TASK BRIEF: Retype the material that follows, keeping every word as it is.

LISTED ENTRIES:

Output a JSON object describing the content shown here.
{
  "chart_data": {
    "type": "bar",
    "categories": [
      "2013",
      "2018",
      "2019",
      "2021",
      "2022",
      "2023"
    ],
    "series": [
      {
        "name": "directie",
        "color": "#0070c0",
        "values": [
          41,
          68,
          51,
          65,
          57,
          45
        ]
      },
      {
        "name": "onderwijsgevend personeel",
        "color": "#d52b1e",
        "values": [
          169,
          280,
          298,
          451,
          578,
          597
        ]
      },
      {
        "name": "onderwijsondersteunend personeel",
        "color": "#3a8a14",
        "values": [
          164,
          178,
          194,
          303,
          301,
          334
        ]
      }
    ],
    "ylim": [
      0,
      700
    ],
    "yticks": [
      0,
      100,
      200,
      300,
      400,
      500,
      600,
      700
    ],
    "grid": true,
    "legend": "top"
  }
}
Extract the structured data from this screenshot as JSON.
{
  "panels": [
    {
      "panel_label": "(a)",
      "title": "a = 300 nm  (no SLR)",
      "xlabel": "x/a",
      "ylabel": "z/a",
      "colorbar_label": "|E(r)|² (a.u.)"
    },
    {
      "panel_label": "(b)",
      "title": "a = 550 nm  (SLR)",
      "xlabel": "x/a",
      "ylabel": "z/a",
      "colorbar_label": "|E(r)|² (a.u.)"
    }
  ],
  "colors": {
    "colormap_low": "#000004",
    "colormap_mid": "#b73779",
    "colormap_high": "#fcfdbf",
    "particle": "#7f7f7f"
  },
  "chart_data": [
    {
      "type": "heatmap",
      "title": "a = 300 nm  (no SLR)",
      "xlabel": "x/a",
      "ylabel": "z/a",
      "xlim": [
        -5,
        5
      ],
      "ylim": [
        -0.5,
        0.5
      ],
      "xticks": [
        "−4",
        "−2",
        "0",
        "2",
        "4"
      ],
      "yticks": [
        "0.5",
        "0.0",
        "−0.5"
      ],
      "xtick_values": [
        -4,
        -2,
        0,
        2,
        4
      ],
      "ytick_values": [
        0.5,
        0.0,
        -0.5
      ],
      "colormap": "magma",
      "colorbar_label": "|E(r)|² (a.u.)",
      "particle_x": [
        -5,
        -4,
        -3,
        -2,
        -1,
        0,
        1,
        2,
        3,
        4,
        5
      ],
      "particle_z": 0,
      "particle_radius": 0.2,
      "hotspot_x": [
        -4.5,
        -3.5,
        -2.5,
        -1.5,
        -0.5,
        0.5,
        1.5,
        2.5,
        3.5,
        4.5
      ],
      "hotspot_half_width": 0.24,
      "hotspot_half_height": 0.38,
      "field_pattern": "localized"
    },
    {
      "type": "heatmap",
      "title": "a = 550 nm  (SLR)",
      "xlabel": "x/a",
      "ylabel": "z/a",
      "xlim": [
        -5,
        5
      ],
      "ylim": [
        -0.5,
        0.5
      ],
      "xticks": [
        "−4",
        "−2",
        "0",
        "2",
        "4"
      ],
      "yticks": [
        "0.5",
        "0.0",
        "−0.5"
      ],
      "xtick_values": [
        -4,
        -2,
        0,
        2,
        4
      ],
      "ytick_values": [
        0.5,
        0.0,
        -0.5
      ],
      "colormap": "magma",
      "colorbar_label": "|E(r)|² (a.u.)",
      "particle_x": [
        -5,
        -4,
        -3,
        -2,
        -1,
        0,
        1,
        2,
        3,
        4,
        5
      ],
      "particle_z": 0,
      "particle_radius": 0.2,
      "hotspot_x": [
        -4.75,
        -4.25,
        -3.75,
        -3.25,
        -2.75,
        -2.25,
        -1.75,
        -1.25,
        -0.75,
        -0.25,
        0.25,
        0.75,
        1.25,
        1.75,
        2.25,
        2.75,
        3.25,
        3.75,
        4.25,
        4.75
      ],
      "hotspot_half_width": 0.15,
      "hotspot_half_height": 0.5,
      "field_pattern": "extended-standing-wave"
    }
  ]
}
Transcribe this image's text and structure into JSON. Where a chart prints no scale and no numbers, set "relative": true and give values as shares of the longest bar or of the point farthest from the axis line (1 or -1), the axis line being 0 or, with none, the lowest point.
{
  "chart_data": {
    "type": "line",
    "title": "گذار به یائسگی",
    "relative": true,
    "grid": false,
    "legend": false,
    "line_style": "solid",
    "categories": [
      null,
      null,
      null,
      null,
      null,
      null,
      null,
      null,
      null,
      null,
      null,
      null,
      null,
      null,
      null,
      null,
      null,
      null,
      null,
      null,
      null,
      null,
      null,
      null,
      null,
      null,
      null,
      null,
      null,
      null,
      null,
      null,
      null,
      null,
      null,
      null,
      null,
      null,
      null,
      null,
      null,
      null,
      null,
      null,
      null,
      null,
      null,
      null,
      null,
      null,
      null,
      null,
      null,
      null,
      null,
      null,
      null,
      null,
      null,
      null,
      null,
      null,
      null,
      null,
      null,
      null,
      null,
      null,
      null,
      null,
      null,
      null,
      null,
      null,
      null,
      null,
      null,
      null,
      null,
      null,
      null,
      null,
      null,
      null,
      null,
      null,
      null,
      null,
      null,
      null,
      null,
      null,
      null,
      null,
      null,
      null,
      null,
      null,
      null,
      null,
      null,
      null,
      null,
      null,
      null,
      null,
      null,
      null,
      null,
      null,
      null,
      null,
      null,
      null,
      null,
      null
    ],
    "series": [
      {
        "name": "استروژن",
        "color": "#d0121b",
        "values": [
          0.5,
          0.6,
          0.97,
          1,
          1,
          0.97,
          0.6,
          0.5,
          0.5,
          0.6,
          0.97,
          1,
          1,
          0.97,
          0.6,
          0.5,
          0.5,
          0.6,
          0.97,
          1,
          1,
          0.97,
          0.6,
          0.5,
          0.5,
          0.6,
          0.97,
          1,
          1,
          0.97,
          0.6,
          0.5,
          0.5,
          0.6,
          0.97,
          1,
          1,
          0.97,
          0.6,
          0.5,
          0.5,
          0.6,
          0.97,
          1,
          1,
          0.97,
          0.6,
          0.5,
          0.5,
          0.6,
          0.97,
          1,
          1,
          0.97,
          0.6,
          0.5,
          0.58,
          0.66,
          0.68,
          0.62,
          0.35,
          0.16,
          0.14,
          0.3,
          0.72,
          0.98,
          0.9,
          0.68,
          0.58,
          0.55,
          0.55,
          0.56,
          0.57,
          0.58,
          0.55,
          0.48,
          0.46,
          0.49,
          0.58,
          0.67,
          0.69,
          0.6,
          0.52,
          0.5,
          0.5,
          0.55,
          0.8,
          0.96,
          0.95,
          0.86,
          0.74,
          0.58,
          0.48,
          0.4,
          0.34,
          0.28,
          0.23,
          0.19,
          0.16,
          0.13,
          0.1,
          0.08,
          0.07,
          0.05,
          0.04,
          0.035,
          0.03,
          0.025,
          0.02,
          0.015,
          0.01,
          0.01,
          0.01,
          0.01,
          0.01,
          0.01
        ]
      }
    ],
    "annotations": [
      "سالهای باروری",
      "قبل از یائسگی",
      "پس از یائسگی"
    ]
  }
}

WRITTEN ANSWER:
Output a JSON object describing the content shown here.
{
  "chart_data": {
    "type": "bar",
    "categories": [
      "2013",
      "2018",
      "2019",
      "2021",
      "2022",
      "2023"
    ],
    "series": [
      {
        "name": "directie",
        "color": "#0070c0",
        "values": [
          41,
          68,
          51,
          65,
          57,
          45
        ]
      },
      {
        "name": "onderwijsgevend personeel",
        "color": "#d52b1e",
        "values": [
          169,
          280,
          298,
          451,
          578,
          597
        ]
      },
      {
        "name": "onderwijsondersteunend personeel",
        "color": "#3a8a14",
        "values": [
          164,
          178,
          194,
          303,
          301,
          334
        ]
      }
    ],
    "ylim": [
      0,
      700
    ],
    "yticks": [
      0,
      100,
      200,
      300,
      400,
      500,
      600,
      700
    ],
    "grid": true,
    "legend": "top"
  }
}
Extract the structured data from this screenshot as JSON.
{
  "panels": [
    {
      "panel_label": "(a)",
      "title": "a = 300 nm  (no SLR)",
      "xlabel": "x/a",
      "ylabel": "z/a",
      "colorbar_label": "|E(r)|² (a.u.)"
    },
    {
      "panel_label": "(b)",
      "title": "a = 550 nm  (SLR)",
      "xlabel": "x/a",
      "ylabel": "z/a",
      "colorbar_label": "|E(r)|² (a.u.)"
    }
  ],
  "colors": {
    "colormap_low": "#000004",
    "colormap_mid": "#b73779",
    "colormap_high": "#fcfdbf",
    "particle": "#7f7f7f"
  },
  "chart_data": [
    {
      "type": "heatmap",
      "title": "a = 300 nm  (no SLR)",
      "xlabel": "x/a",
      "ylabel": "z/a",
      "xlim": [
        -5,
        5
      ],
      "ylim": [
        -0.5,
        0.5
      ],
      "xticks": [
        "−4",
        "−2",
        "0",
        "2",
        "4"
      ],
      "yticks": [
        "0.5",
        "0.0",
        "−0.5"
      ],
      "xtick_values": [
        -4,
        -2,
        0,
        2,
        4
      ],
      "ytick_values": [
        0.5,
        0.0,
        -0.5
      ],
      "colormap": "magma",
      "colorbar_label": "|E(r)|² (a.u.)",
      "particle_x": [
        -5,
        -4,
        -3,
        -2,
        -1,
        0,
        1,
        2,
        3,
        4,
        5
      ],
      "particle_z": 0,
      "particle_radius": 0.2,
      "hotspot_x": [
        -4.5,
        -3.5,
        -2.5,
        -1.5,
        -0.5,
        0.5,
        1.5,
        2.5,
        3.5,
        4.5
      ],
      "hotspot_half_width": 0.24,
      "hotspot_half_height": 0.38,
      "field_pattern": "localized"
    },
    {
      "type": "heatmap",
      "title": "a = 550 nm  (SLR)",
      "xlabel": "x/a",
      "ylabel": "z/a",
      "xlim": [
        -5,
        5
      ],
      "ylim": [
        -0.5,
        0.5
      ],
      "xticks": [
        "−4",
        "−2",
        "0",
        "2",
        "4"
      ],
      "yticks": [
        "0.5",
        "0.0",
        "−0.5"
      ],
      "xtick_values": [
        -4,
        -2,
        0,
        2,
        4
      ],
      "ytick_values": [
        0.5,
        0.0,
        -0.5
      ],
      "colormap": "magma",
      "colorbar_label": "|E(r)|² (a.u.)",
      "particle_x": [
        -5,
        -4,
        -3,
        -2,
        -1,
        0,
        1,
        2,
        3,
        4,
        5
      ],
      "particle_z": 0,
      "particle_radius": 0.2,
      "hotspot_x": [
        -4.75,
        -4.25,
        -3.75,
        -3.25,
        -2.75,
        -2.25,
        -1.75,
        -1.25,
        -0.75,
        -0.25,
        0.25,
        0.75,
        1.25,
        1.75,
        2.25,
        2.75,
        3.25,
        3.75,
        4.25,
        4.75
      ],
      "hotspot_half_width": 0.15,
      "hotspot_half_height": 0.5,
      "field_pattern": "extended-standing-wave"
    }
  ]
}
Transcribe this image's text and structure into JSON. Where a chart prints no scale and no numbers, set "relative": true and give values as shares of the longest bar or of the point farthest from the axis line (1 or -1), the axis line being 0 or, with none, the lowest point.
{
  "chart_data": {
    "type": "line",
    "title": "گذار به یائسگی",
    "relative": true,
    "grid": false,
    "legend": false,
    "line_style": "solid",
    "categories": [
      null,
      null,
      null,
      null,
      null,
      null,
      null,
      null,
      null,
      null,
      null,
      null,
      null,
      null,
      null,
      null,
      null,
      null,
      null,
      null,
      null,
      null,
      null,
      null,
      null,
      null,
      null,
      null,
      null,
      null,
      null,
      null,
      null,
      null,
      null,
      null,
      null,
      null,
      null,
      null,
      null,
      null,
      null,
      null,
      null,
      null,
      null,
      null,
      null,
      null,
      null,
      null,
      null,
      null,
      null,
      null,
      null,
      null,
      null,
      null,
      null,
      null,
      null,
      null,
      null,
      null,
      null,
      null,
      null,
      null,
      null,
      null,
      null,
      null,
      null,
      null,
      null,
      null,
      null,
      null,
      null,
      null,
      null,
      null,
      null,
      null,
      null,
      null,
      null,
      null,
      null,
      null,
      null,
      null,
      null,
      null,
      null,
      null,
      null,
      null,
      null,
      null,
      null,
      null,
      null,
      null,
      null,
      null,
      null,
      null,
      null,
      null,
      null,
      null,
      null,
      null
    ],
    "series": [
      {
        "name": "استروژن",
        "color": "#d0121b",
        "values": [
          0.5,
          0.6,
          0.97,
          1,
          1,
          0.97,
          0.6,
          0.5,
          0.5,
          0.6,
          0.97,
          1,
          1,
          0.97,
          0.6,
          0.5,
          0.5,
          0.6,
          0.97,
          1,
          1,
          0.97,
          0.6,
          0.5,
          0.5,
          0.6,
          0.97,
          1,
          1,
          0.97,
          0.6,
          0.5,
          0.5,
          0.6,
          0.97,
          1,
          1,
          0.97,
          0.6,
          0.5,
          0.5,
          0.6,
          0.97,
          1,
          1,
          0.97,
          0.6,
          0.5,
          0.5,
          0.6,
          0.97,
          1,
          1,
          0.97,
          0.6,
          0.5,
          0.58,
          0.66,
          0.68,
          0.62,
          0.35,
          0.16,
          0.14,
          0.3,
          0.72,
          0.98,
          0.9,
          0.68,
          0.58,
          0.55,
          0.55,
          0.56,
          0.57,
          0.58,
          0.55,
          0.48,
          0.46,
          0.49,
          0.58,
          0.67,
          0.69,
          0.6,
          0.52,
          0.5,
          0.5,
          0.55,
          0.8,
          0.96,
          0.95,
          0.86,
          0.74,
          0.58,
          0.48,
          0.4,
          0.34,
          0.28,
          0.23,
          0.19,
          0.16,
          0.13,
          0.1,
          0.08,
          0.07,
          0.05,
          0.04,
          0.035,
          0.03,
          0.025,
          0.02,
          0.015,
          0.01,
          0.01,
          0.01,
          0.01,
          0.01,
          0.01
        ]
      }
    ],
    "annotations": [
      "سالهای باروری",
      "قبل از یائسگی",
      "پس از یائسگی"
    ]
  }
}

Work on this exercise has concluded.